Source data:
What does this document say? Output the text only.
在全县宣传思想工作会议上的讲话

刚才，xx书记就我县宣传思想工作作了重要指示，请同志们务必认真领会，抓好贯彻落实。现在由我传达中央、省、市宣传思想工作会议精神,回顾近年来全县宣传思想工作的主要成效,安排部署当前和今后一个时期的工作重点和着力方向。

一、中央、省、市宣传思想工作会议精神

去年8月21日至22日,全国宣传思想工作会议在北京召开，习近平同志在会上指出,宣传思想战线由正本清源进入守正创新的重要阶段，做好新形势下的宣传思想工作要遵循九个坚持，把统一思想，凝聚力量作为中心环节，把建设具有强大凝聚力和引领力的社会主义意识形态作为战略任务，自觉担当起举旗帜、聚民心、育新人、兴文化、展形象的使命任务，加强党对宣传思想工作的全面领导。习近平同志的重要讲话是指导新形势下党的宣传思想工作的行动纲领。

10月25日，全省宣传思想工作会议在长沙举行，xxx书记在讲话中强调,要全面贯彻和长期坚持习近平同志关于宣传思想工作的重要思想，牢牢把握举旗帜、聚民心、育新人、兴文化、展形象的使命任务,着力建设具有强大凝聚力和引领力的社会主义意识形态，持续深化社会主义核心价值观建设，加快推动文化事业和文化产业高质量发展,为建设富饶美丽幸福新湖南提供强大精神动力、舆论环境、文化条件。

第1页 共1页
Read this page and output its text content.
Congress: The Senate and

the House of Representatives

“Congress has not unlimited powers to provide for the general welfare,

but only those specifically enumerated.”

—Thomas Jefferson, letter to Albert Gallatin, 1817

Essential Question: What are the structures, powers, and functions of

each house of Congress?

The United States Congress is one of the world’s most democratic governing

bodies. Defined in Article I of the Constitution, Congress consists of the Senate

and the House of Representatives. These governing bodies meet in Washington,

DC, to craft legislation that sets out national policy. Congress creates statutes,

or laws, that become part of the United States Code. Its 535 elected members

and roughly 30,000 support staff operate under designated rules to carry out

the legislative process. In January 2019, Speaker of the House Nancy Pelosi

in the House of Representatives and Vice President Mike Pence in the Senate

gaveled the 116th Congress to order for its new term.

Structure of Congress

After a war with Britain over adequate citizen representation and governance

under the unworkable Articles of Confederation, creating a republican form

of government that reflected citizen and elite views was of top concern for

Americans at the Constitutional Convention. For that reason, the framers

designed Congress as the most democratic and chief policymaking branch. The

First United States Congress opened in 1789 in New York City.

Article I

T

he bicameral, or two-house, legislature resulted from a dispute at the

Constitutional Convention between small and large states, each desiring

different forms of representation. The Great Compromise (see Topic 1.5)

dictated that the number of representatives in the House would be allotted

Problem to work on> Gather each line in the data that holds the string "citizen".

Result of the task>
After a war with Britain over adequate citizen representation and governance
of government that reflected citizen and elite views was of top concern for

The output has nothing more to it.